BEGIN

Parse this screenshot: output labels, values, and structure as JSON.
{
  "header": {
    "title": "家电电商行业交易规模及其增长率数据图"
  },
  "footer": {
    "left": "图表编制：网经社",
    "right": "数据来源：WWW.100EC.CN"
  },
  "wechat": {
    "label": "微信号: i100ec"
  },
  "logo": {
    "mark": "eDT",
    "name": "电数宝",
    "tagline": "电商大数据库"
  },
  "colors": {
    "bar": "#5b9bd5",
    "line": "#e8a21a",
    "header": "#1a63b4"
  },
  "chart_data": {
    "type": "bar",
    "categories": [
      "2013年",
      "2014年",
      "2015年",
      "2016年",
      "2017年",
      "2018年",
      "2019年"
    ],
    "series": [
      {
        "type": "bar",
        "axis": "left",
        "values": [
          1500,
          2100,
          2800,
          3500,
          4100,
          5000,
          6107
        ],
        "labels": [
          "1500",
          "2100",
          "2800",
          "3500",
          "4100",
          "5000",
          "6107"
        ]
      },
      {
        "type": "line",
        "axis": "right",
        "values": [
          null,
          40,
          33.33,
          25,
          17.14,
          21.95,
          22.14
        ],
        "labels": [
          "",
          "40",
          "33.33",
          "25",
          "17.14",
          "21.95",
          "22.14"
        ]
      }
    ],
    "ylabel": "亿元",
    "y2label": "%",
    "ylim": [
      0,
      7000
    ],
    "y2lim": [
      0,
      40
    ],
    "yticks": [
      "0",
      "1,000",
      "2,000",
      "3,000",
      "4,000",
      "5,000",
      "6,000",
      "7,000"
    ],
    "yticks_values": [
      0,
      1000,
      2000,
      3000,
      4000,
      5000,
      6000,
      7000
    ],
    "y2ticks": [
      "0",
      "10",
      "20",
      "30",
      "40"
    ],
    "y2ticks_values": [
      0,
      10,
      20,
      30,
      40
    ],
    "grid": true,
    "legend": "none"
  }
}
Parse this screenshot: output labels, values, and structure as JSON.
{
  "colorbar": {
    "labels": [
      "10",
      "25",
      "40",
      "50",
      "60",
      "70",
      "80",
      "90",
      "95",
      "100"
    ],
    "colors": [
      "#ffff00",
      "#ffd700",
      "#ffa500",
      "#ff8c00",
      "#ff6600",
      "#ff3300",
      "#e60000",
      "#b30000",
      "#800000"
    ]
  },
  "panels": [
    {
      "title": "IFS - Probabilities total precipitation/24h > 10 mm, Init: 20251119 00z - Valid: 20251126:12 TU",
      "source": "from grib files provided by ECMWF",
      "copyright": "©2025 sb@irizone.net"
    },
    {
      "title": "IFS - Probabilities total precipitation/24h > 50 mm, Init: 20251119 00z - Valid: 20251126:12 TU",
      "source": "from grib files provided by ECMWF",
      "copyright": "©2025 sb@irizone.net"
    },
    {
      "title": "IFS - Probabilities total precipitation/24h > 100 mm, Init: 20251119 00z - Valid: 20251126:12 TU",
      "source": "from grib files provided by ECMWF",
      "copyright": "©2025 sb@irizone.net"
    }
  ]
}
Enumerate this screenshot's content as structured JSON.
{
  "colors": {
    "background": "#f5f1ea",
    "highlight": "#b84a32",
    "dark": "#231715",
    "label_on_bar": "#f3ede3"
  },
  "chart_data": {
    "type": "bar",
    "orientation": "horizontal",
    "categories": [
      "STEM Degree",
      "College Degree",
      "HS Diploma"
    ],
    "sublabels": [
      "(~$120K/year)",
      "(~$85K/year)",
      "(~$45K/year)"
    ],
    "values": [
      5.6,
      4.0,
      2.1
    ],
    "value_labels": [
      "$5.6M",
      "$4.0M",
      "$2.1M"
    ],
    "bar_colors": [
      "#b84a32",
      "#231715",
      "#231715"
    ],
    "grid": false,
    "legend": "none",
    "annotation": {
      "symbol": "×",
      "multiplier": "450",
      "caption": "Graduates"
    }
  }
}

END

Problem description: From the material given, work out how many lines hold the string "title"; state that number and nothing further.

Right answer: 4